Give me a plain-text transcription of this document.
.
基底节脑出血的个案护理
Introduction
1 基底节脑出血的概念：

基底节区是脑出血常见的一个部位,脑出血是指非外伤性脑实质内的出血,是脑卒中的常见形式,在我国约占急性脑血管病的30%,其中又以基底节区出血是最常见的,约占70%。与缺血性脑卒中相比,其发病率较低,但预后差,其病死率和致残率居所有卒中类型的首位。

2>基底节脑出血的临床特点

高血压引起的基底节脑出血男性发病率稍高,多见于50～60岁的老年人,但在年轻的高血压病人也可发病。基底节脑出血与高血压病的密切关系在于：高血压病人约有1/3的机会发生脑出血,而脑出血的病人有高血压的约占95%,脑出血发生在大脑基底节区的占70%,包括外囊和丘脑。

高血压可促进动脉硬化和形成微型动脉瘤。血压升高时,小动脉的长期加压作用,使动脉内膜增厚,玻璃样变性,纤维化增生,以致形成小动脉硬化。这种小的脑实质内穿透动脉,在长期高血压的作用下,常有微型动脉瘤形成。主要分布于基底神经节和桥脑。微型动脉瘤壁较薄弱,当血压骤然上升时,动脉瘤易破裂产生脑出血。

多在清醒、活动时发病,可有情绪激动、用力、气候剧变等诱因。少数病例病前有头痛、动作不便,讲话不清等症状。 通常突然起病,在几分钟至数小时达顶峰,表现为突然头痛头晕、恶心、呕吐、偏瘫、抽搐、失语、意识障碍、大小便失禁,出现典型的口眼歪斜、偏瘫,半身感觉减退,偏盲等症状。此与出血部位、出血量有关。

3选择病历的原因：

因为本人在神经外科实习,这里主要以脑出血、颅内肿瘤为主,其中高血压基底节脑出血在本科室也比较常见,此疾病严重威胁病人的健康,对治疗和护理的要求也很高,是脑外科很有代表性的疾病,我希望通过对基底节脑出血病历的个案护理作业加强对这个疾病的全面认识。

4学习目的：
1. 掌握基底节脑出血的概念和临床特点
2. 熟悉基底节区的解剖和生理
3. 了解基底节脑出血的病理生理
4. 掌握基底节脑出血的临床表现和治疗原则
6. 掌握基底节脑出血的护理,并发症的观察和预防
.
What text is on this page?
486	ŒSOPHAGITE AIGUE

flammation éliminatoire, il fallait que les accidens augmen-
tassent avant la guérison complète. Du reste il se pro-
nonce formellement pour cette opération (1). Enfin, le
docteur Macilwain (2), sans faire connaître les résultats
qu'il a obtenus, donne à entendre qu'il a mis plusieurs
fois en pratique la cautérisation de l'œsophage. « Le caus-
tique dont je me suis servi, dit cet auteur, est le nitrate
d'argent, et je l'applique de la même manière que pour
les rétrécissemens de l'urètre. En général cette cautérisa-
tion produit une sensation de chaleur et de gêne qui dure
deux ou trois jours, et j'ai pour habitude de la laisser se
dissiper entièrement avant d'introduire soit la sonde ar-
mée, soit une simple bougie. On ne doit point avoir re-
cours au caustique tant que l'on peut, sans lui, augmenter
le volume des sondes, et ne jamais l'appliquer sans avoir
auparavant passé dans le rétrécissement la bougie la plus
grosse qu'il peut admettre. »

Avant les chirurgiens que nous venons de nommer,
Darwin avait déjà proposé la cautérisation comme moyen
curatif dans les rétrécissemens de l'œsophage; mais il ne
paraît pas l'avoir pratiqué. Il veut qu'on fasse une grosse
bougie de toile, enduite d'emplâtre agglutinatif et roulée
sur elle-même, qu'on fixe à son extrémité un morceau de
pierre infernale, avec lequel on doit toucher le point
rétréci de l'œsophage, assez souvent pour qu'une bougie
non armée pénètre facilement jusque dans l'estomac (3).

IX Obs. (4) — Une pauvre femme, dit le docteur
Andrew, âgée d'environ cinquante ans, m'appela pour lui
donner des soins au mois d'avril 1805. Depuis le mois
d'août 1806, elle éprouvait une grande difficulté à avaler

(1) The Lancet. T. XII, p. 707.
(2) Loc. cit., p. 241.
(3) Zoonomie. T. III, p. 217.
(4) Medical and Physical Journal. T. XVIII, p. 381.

# # # # #

Copy each record from above exactly, and include every line.

Response below:
Give me a plain-text transcription of this document.
.
基底节脑出血的个案护理
Introduction
1 基底节脑出血的概念：

基底节区是脑出血常见的一个部位,脑出血是指非外伤性脑实质内的出血,是脑卒中的常见形式,在我国约占急性脑血管病的30%,其中又以基底节区出血是最常见的,约占70%。与缺血性脑卒中相比,其发病率较低,但预后差,其病死率和致残率居所有卒中类型的首位。

2>基底节脑出血的临床特点

高血压引起的基底节脑出血男性发病率稍高,多见于50～60岁的老年人,但在年轻的高血压病人也可发病。基底节脑出血与高血压病的密切关系在于：高血压病人约有1/3的机会发生脑出血,而脑出血的病人有高血压的约占95%,脑出血发生在大脑基底节区的占70%,包括外囊和丘脑。

高血压可促进动脉硬化和形成微型动脉瘤。血压升高时,小动脉的长期加压作用,使动脉内膜增厚,玻璃样变性,纤维化增生,以致形成小动脉硬化。这种小的脑实质内穿透动脉,在长期高血压的作用下,常有微型动脉瘤形成。主要分布于基底神经节和桥脑。微型动脉瘤壁较薄弱,当血压骤然上升时,动脉瘤易破裂产生脑出血。

多在清醒、活动时发病,可有情绪激动、用力、气候剧变等诱因。少数病例病前有头痛、动作不便,讲话不清等症状。 通常突然起病,在几分钟至数小时达顶峰,表现为突然头痛头晕、恶心、呕吐、偏瘫、抽搐、失语、意识障碍、大小便失禁,出现典型的口眼歪斜、偏瘫,半身感觉减退,偏盲等症状。此与出血部位、出血量有关。

3选择病历的原因：

因为本人在神经外科实习,这里主要以脑出血、颅内肿瘤为主,其中高血压基底节脑出血在本科室也比较常见,此疾病严重威胁病人的健康,对治疗和护理的要求也很高,是脑外科很有代表性的疾病,我希望通过对基底节脑出血病历的个案护理作业加强对这个疾病的全面认识。

4学习目的：
1. 掌握基底节脑出血的概念和临床特点
2. 熟悉基底节区的解剖和生理
3. 了解基底节脑出血的病理生理
4. 掌握基底节脑出血的临床表现和治疗原则
6. 掌握基底节脑出血的护理,并发症的观察和预防
.
What text is on this page?
486	ŒSOPHAGITE AIGUE

flammation éliminatoire, il fallait que les accidens augmen-
tassent avant la guérison complète. Du reste il se pro-
nonce formellement pour cette opération (1). Enfin, le
docteur Macilwain (2), sans faire connaître les résultats
qu'il a obtenus, donne à entendre qu'il a mis plusieurs
fois en pratique la cautérisation de l'œsophage. « Le caus-
tique dont je me suis servi, dit cet auteur, est le nitrate
d'argent, et je l'applique de la même manière que pour
les rétrécissemens de l'urètre. En général cette cautérisa-
tion produit une sensation de chaleur et de gêne qui dure
deux ou trois jours, et j'ai pour habitude de la laisser se
dissiper entièrement avant d'introduire soit la sonde ar-
mée, soit une simple bougie. On ne doit point avoir re-
cours au caustique tant que l'on peut, sans lui, augmenter
le volume des sondes, et ne jamais l'appliquer sans avoir
auparavant passé dans le rétrécissement la bougie la plus
grosse qu'il peut admettre. »

Avant les chirurgiens que nous venons de nommer,
Darwin avait déjà proposé la cautérisation comme moyen
curatif dans les rétrécissemens de l'œsophage; mais il ne
paraît pas l'avoir pratiqué. Il veut qu'on fasse une grosse
bougie de toile, enduite d'emplâtre agglutinatif et roulée
sur elle-même, qu'on fixe à son extrémité un morceau de
pierre infernale, avec lequel on doit toucher le point
rétréci de l'œsophage, assez souvent pour qu'une bougie
non armée pénètre facilement jusque dans l'estomac (3).

IX Obs. (4) — Une pauvre femme, dit le docteur
Andrew, âgée d'environ cinquante ans, m'appela pour lui
donner des soins au mois d'avril 1805. Depuis le mois
d'août 1806, elle éprouvait une grande difficulté à avaler

(1) The Lancet. T. XII, p. 707.
(2) Loc. cit., p. 241.
(3) Zoonomie. T. III, p. 217.
(4) Medical and Physical Journal. T. XVIII, p. 381.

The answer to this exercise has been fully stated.